▶ [Excerpted records]:
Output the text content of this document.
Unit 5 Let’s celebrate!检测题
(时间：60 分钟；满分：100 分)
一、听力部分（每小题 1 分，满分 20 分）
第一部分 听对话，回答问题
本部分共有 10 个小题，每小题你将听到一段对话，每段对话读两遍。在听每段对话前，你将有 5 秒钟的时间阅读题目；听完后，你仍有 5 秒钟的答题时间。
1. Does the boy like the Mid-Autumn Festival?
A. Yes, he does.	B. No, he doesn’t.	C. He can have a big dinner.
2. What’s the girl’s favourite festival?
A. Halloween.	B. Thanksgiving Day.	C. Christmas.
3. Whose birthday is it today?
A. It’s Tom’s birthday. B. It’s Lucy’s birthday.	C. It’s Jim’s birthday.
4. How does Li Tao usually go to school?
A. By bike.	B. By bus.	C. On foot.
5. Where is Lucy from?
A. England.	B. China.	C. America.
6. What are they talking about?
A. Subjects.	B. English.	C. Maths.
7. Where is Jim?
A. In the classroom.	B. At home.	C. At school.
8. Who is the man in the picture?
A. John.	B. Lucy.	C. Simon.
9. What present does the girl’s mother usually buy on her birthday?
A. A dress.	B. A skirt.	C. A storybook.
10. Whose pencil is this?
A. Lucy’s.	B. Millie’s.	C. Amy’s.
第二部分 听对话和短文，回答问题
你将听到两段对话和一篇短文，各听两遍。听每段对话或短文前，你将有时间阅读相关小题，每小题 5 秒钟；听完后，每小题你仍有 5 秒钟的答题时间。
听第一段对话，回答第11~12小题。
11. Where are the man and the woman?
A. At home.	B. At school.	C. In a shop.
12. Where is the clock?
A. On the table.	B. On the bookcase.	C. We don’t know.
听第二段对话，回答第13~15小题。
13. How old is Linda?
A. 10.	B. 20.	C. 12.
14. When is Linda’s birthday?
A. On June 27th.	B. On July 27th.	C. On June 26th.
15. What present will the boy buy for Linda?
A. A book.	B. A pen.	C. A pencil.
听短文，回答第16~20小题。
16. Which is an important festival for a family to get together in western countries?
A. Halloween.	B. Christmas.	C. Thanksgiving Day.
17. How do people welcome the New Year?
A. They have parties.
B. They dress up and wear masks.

▶ [To do]: Extract each record, keeping it identical to the original.

▶ [Written solution]:
Output the text content of this document.
Unit 5 Let’s celebrate!检测题
(时间：60 分钟；满分：100 分)
一、听力部分（每小题 1 分，满分 20 分）
第一部分 听对话，回答问题
本部分共有 10 个小题，每小题你将听到一段对话，每段对话读两遍。在听每段对话前，你将有 5 秒钟的时间阅读题目；听完后，你仍有 5 秒钟的答题时间。
1. Does the boy like the Mid-Autumn Festival?
A. Yes, he does.	B. No, he doesn’t.	C. He can have a big dinner.
2. What’s the girl’s favourite festival?
A. Halloween.	B. Thanksgiving Day.	C. Christmas.
3. Whose birthday is it today?
A. It’s Tom’s birthday. B. It’s Lucy’s birthday.	C. It’s Jim’s birthday.
4. How does Li Tao usually go to school?
A. By bike.	B. By bus.	C. On foot.
5. Where is Lucy from?
A. England.	B. China.	C. America.
6. What are they talking about?
A. Subjects.	B. English.	C. Maths.
7. Where is Jim?
A. In the classroom.	B. At home.	C. At school.
8. Who is the man in the picture?
A. John.	B. Lucy.	C. Simon.
9. What present does the girl’s mother usually buy on her birthday?
A. A dress.	B. A skirt.	C. A storybook.
10. Whose pencil is this?
A. Lucy’s.	B. Millie’s.	C. Amy’s.
第二部分 听对话和短文，回答问题
你将听到两段对话和一篇短文，各听两遍。听每段对话或短文前，你将有时间阅读相关小题，每小题 5 秒钟；听完后，每小题你仍有 5 秒钟的答题时间。
听第一段对话，回答第11~12小题。
11. Where are the man and the woman?
A. At home.	B. At school.	C. In a shop.
12. Where is the clock?
A. On the table.	B. On the bookcase.	C. We don’t know.
听第二段对话，回答第13~15小题。
13. How old is Linda?
A. 10.	B. 20.	C. 12.
14. When is Linda’s birthday?
A. On June 27th.	B. On July 27th.	C. On June 26th.
15. What present will the boy buy for Linda?
A. A book.	B. A pen.	C. A pencil.
听短文，回答第16~20小题。
16. Which is an important festival for a family to get together in western countries?
A. Halloween.	B. Christmas.	C. Thanksgiving Day.
17. How do people welcome the New Year?
A. They have parties.
B. They dress up and wear masks.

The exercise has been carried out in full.